RECORD EXCERPTS =
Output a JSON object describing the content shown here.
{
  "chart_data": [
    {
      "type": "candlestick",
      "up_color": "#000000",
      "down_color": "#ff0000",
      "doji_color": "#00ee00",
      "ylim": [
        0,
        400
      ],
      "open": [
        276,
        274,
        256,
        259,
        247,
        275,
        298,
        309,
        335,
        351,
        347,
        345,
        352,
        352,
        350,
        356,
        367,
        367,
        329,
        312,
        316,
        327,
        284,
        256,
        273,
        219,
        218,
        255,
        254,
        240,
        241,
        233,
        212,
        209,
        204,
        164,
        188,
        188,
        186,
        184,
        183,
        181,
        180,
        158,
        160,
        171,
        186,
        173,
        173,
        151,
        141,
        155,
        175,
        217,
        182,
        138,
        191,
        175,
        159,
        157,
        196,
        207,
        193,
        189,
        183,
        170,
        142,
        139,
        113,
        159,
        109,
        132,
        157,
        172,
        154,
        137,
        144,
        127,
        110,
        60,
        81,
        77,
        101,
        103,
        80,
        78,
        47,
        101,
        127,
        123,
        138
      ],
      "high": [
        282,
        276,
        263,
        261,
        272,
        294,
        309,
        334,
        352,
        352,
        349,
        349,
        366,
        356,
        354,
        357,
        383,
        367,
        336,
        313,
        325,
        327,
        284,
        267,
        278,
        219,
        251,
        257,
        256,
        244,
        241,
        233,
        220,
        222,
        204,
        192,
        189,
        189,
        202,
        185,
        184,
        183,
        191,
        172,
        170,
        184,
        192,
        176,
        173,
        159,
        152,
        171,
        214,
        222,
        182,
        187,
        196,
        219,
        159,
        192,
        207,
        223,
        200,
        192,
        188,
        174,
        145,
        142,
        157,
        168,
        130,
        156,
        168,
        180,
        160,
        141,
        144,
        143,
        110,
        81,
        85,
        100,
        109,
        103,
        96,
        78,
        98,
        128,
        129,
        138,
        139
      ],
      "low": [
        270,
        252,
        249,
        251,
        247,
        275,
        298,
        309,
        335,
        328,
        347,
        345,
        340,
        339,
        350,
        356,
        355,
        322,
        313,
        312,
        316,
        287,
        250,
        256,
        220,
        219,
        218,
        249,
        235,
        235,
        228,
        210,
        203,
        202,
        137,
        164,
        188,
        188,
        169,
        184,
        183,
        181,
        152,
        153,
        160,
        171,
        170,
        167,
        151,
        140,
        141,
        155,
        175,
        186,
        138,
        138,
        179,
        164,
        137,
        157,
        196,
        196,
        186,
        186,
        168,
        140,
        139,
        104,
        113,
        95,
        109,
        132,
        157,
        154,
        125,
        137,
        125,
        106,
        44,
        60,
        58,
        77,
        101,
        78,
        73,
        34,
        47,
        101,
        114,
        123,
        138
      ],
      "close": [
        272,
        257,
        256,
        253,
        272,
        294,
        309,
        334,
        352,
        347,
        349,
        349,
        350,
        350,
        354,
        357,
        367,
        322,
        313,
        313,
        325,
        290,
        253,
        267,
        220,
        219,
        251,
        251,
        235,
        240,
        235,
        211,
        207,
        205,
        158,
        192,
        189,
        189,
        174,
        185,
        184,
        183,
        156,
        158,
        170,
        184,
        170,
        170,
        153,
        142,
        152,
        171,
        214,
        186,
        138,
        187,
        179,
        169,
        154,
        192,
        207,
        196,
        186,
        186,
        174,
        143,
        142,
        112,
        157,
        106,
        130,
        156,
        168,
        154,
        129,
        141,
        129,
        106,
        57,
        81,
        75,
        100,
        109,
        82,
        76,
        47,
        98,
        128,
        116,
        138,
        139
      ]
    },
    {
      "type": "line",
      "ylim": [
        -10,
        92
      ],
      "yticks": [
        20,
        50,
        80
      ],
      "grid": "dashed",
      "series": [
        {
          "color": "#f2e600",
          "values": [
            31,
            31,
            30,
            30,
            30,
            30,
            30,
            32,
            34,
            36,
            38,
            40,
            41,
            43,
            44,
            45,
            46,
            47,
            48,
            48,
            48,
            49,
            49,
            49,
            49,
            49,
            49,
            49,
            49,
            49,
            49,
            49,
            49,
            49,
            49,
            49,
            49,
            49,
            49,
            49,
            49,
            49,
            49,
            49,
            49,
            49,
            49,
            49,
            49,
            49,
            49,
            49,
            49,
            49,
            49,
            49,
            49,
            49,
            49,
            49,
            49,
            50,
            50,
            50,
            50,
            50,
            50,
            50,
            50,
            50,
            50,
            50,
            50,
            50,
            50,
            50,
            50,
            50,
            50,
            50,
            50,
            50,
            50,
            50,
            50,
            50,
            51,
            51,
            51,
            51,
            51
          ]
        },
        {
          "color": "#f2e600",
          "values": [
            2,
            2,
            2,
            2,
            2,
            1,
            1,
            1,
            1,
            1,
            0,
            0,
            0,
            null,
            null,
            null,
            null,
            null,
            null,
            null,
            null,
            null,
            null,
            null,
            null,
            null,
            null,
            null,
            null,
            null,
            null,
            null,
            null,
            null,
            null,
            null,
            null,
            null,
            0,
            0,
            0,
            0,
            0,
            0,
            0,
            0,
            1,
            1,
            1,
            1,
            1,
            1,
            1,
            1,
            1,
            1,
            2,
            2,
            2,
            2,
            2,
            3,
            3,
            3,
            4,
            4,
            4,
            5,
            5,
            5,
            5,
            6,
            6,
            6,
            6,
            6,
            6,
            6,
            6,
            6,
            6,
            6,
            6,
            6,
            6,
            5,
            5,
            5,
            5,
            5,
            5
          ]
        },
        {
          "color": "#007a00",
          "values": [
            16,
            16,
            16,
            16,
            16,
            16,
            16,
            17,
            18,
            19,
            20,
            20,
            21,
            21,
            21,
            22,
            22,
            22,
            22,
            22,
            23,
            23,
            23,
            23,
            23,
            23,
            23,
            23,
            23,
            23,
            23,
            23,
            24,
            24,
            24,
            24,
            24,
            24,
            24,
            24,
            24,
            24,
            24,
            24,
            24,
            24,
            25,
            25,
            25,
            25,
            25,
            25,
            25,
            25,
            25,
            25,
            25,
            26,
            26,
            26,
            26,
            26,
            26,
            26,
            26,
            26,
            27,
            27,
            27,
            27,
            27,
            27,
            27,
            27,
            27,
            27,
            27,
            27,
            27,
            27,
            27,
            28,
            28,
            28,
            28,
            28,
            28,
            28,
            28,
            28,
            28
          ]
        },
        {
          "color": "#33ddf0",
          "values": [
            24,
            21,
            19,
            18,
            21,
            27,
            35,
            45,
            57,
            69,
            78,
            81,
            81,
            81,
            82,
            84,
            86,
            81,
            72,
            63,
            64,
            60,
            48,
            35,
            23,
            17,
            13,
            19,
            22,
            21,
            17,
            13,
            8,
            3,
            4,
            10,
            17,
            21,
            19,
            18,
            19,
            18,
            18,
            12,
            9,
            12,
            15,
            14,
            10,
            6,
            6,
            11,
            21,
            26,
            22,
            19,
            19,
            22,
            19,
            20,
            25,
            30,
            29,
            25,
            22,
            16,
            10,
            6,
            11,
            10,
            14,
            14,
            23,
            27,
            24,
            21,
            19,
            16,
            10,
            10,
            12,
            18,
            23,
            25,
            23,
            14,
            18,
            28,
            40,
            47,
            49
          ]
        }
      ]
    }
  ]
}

SHORT PROBLEM = Take the lines above and retype all of them exactly.

THE RESPONSE =
Output a JSON object describing the content shown here.
{
  "chart_data": [
    {
      "type": "candlestick",
      "up_color": "#000000",
      "down_color": "#ff0000",
      "doji_color": "#00ee00",
      "ylim": [
        0,
        400
      ],
      "open": [
        276,
        274,
        256,
        259,
        247,
        275,
        298,
        309,
        335,
        351,
        347,
        345,
        352,
        352,
        350,
        356,
        367,
        367,
        329,
        312,
        316,
        327,
        284,
        256,
        273,
        219,
        218,
        255,
        254,
        240,
        241,
        233,
        212,
        209,
        204,
        164,
        188,
        188,
        186,
        184,
        183,
        181,
        180,
        158,
        160,
        171,
        186,
        173,
        173,
        151,
        141,
        155,
        175,
        217,
        182,
        138,
        191,
        175,
        159,
        157,
        196,
        207,
        193,
        189,
        183,
        170,
        142,
        139,
        113,
        159,
        109,
        132,
        157,
        172,
        154,
        137,
        144,
        127,
        110,
        60,
        81,
        77,
        101,
        103,
        80,
        78,
        47,
        101,
        127,
        123,
        138
      ],
      "high": [
        282,
        276,
        263,
        261,
        272,
        294,
        309,
        334,
        352,
        352,
        349,
        349,
        366,
        356,
        354,
        357,
        383,
        367,
        336,
        313,
        325,
        327,
        284,
        267,
        278,
        219,
        251,
        257,
        256,
        244,
        241,
        233,
        220,
        222,
        204,
        192,
        189,
        189,
        202,
        185,
        184,
        183,
        191,
        172,
        170,
        184,
        192,
        176,
        173,
        159,
        152,
        171,
        214,
        222,
        182,
        187,
        196,
        219,
        159,
        192,
        207,
        223,
        200,
        192,
        188,
        174,
        145,
        142,
        157,
        168,
        130,
        156,
        168,
        180,
        160,
        141,
        144,
        143,
        110,
        81,
        85,
        100,
        109,
        103,
        96,
        78,
        98,
        128,
        129,
        138,
        139
      ],
      "low": [
        270,
        252,
        249,
        251,
        247,
        275,
        298,
        309,
        335,
        328,
        347,
        345,
        340,
        339,
        350,
        356,
        355,
        322,
        313,
        312,
        316,
        287,
        250,
        256,
        220,
        219,
        218,
        249,
        235,
        235,
        228,
        210,
        203,
        202,
        137,
        164,
        188,
        188,
        169,
        184,
        183,
        181,
        152,
        153,
        160,
        171,
        170,
        167,
        151,
        140,
        141,
        155,
        175,
        186,
        138,
        138,
        179,
        164,
        137,
        157,
        196,
        196,
        186,
        186,
        168,
        140,
        139,
        104,
        113,
        95,
        109,
        132,
        157,
        154,
        125,
        137,
        125,
        106,
        44,
        60,
        58,
        77,
        101,
        78,
        73,
        34,
        47,
        101,
        114,
        123,
        138
      ],
      "close": [
        272,
        257,
        256,
        253,
        272,
        294,
        309,
        334,
        352,
        347,
        349,
        349,
        350,
        350,
        354,
        357,
        367,
        322,
        313,
        313,
        325,
        290,
        253,
        267,
        220,
        219,
        251,
        251,
        235,
        240,
        235,
        211,
        207,
        205,
        158,
        192,
        189,
        189,
        174,
        185,
        184,
        183,
        156,
        158,
        170,
        184,
        170,
        170,
        153,
        142,
        152,
        171,
        214,
        186,
        138,
        187,
        179,
        169,
        154,
        192,
        207,
        196,
        186,
        186,
        174,
        143,
        142,
        112,
        157,
        106,
        130,
        156,
        168,
        154,
        129,
        141,
        129,
        106,
        57,
        81,
        75,
        100,
        109,
        82,
        76,
        47,
        98,
        128,
        116,
        138,
        139
      ]
    },
    {
      "type": "line",
      "ylim": [
        -10,
        92
      ],
      "yticks": [
        20,
        50,
        80
      ],
      "grid": "dashed",
      "series": [
        {
          "color": "#f2e600",
          "values": [
            31,
            31,
            30,
            30,
            30,
            30,
            30,
            32,
            34,
            36,
            38,
            40,
            41,
            43,
            44,
            45,
            46,
            47,
            48,
            48,
            48,
            49,
            49,
            49,
            49,
            49,
            49,
            49,
            49,
            49,
            49,
            49,
            49,
            49,
            49,
            49,
            49,
            49,
            49,
            49,
            49,
            49,
            49,
            49,
            49,
            49,
            49,
            49,
            49,
            49,
            49,
            49,
            49,
            49,
            49,
            49,
            49,
            49,
            49,
            49,
            49,
            50,
            50,
            50,
            50,
            50,
            50,
            50,
            50,
            50,
            50,
            50,
            50,
            50,
            50,
            50,
            50,
            50,
            50,
            50,
            50,
            50,
            50,
            50,
            50,
            50,
            51,
            51,
            51,
            51,
            51
          ]
        },
        {
          "color": "#f2e600",
          "values": [
            2,
            2,
            2,
            2,
            2,
            1,
            1,
            1,
            1,
            1,
            0,
            0,
            0,
            null,
            null,
            null,
            null,
            null,
            null,
            null,
            null,
            null,
            null,
            null,
            null,
            null,
            null,
            null,
            null,
            null,
            null,
            null,
            null,
            null,
            null,
            null,
            null,
            null,
            0,
            0,
            0,
            0,
            0,
            0,
            0,
            0,
            1,
            1,
            1,
            1,
            1,
            1,
            1,
            1,
            1,
            1,
            2,
            2,
            2,
            2,
            2,
            3,
            3,
            3,
            4,
            4,
            4,
            5,
            5,
            5,
            5,
            6,
            6,
            6,
            6,
            6,
            6,
            6,
            6,
            6,
            6,
            6,
            6,
            6,
            6,
            5,
            5,
            5,
            5,
            5,
            5
          ]
        },
        {
          "color": "#007a00",
          "values": [
            16,
            16,
            16,
            16,
            16,
            16,
            16,
            17,
            18,
            19,
            20,
            20,
            21,
            21,
            21,
            22,
            22,
            22,
            22,
            22,
            23,
            23,
            23,
            23,
            23,
            23,
            23,
            23,
            23,
            23,
            23,
            23,
            24,
            24,
            24,
            24,
            24,
            24,
            24,
            24,
            24,
            24,
            24,
            24,
            24,
            24,
            25,
            25,
            25,
            25,
            25,
            25,
            25,
            25,
            25,
            25,
            25,
            26,
            26,
            26,
            26,
            26,
            26,
            26,
            26,
            26,
            27,
            27,
            27,
            27,
            27,
            27,
            27,
            27,
            27,
            27,
            27,
            27,
            27,
            27,
            27,
            28,
            28,
            28,
            28,
            28,
            28,
            28,
            28,
            28,
            28
          ]
        },
        {
          "color": "#33ddf0",
          "values": [
            24,
            21,
            19,
            18,
            21,
            27,
            35,
            45,
            57,
            69,
            78,
            81,
            81,
            81,
            82,
            84,
            86,
            81,
            72,
            63,
            64,
            60,
            48,
            35,
            23,
            17,
            13,
            19,
            22,
            21,
            17,
            13,
            8,
            3,
            4,
            10,
            17,
            21,
            19,
            18,
            19,
            18,
            18,
            12,
            9,
            12,
            15,
            14,
            10,
            6,
            6,
            11,
            21,
            26,
            22,
            19,
            19,
            22,
            19,
            20,
            25,
            30,
            29,
            25,
            22,
            16,
            10,
            6,
            11,
            10,
            14,
            14,
            23,
            27,
            24,
            21,
            19,
            16,
            10,
            10,
            12,
            18,
            23,
            25,
            23,
            14,
            18,
            28,
            40,
            47,
            49
          ]
        }
      ]
    }
  ]
}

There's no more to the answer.